- **Data in this exercise**
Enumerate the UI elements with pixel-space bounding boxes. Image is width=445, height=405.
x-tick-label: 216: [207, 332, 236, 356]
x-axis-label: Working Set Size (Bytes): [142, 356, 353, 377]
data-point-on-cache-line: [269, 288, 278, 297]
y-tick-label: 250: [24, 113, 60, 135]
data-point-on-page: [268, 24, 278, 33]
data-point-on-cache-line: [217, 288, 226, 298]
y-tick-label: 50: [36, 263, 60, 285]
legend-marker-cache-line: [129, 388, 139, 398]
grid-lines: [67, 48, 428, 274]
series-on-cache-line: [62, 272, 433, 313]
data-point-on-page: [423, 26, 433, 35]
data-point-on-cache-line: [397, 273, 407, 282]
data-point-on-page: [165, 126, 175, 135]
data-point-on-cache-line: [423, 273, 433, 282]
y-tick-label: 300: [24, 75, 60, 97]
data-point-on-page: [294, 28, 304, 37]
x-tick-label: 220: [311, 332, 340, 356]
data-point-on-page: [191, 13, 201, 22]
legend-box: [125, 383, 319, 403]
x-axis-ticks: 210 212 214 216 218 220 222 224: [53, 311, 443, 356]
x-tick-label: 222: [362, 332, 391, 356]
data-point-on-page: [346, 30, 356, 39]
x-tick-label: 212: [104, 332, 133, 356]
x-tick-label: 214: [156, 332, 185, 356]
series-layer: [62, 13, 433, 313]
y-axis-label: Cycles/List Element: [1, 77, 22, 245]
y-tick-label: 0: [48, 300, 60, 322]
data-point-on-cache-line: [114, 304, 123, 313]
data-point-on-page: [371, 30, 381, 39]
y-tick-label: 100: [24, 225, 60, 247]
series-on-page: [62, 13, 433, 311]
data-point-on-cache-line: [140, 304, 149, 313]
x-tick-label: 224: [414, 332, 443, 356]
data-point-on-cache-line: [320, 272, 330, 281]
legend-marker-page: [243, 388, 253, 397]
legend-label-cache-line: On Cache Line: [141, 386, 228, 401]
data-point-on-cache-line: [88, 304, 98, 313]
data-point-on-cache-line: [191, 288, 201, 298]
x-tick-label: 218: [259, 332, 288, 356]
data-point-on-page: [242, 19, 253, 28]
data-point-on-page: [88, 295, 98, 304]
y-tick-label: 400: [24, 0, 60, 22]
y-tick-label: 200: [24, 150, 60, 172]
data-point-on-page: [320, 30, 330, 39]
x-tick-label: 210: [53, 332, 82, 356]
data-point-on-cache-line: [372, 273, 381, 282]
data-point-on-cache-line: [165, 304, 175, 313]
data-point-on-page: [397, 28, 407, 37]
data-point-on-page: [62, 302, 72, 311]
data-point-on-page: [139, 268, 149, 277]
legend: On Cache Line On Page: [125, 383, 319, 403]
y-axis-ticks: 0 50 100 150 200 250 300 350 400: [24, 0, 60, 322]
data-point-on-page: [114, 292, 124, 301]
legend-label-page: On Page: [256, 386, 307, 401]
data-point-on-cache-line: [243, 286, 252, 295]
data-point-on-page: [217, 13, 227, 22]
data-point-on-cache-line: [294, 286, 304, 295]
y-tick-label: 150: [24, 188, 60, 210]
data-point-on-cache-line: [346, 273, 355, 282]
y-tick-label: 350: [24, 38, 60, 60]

- **Request**
Copy the entries word for word, from the very first line down to and including the line with "data-point-on-page: [114, 292, 124, 301]".

- **Completed task**
Enumerate the UI elements with pixel-space bounding boxes. Image is width=445, height=405.
x-tick-label: 216: [207, 332, 236, 356]
x-axis-label: Working Set Size (Bytes): [142, 356, 353, 377]
data-point-on-cache-line: [269, 288, 278, 297]
y-tick-label: 250: [24, 113, 60, 135]
data-point-on-page: [268, 24, 278, 33]
data-point-on-cache-line: [217, 288, 226, 298]
y-tick-label: 50: [36, 263, 60, 285]
legend-marker-cache-line: [129, 388, 139, 398]
grid-lines: [67, 48, 428, 274]
series-on-cache-line: [62, 272, 433, 313]
data-point-on-page: [423, 26, 433, 35]
data-point-on-cache-line: [397, 273, 407, 282]
data-point-on-page: [165, 126, 175, 135]
data-point-on-cache-line: [423, 273, 433, 282]
y-tick-label: 300: [24, 75, 60, 97]
data-point-on-page: [294, 28, 304, 37]
x-tick-label: 220: [311, 332, 340, 356]
data-point-on-page: [191, 13, 201, 22]
legend-box: [125, 383, 319, 403]
x-axis-ticks: 210 212 214 216 218 220 222 224: [53, 311, 443, 356]
x-tick-label: 222: [362, 332, 391, 356]
data-point-on-page: [346, 30, 356, 39]
x-tick-label: 212: [104, 332, 133, 356]
x-tick-label: 214: [156, 332, 185, 356]
series-layer: [62, 13, 433, 313]
y-axis-label: Cycles/List Element: [1, 77, 22, 245]
y-tick-label: 0: [48, 300, 60, 322]
data-point-on-cache-line: [114, 304, 123, 313]
data-point-on-page: [371, 30, 381, 39]
y-tick-label: 100: [24, 225, 60, 247]
series-on-page: [62, 13, 433, 311]
data-point-on-cache-line: [140, 304, 149, 313]
x-tick-label: 224: [414, 332, 443, 356]
data-point-on-cache-line: [320, 272, 330, 281]
legend-marker-page: [243, 388, 253, 397]
legend-label-cache-line: On Cache Line: [141, 386, 228, 401]
data-point-on-cache-line: [88, 304, 98, 313]
data-point-on-cache-line: [191, 288, 201, 298]
x-tick-label: 218: [259, 332, 288, 356]
data-point-on-page: [242, 19, 253, 28]
data-point-on-page: [88, 295, 98, 304]
y-tick-label: 400: [24, 0, 60, 22]
y-tick-label: 200: [24, 150, 60, 172]
data-point-on-page: [320, 30, 330, 39]
x-tick-label: 210: [53, 332, 82, 356]
data-point-on-cache-line: [372, 273, 381, 282]
data-point-on-cache-line: [165, 304, 175, 313]
data-point-on-page: [397, 28, 407, 37]
data-point-on-page: [62, 302, 72, 311]
data-point-on-page: [139, 268, 149, 277]
legend: On Cache Line On Page: [125, 383, 319, 403]
y-axis-ticks: 0 50 100 150 200 250 300 350 400: [24, 0, 60, 322]
data-point-on-page: [114, 292, 124, 301]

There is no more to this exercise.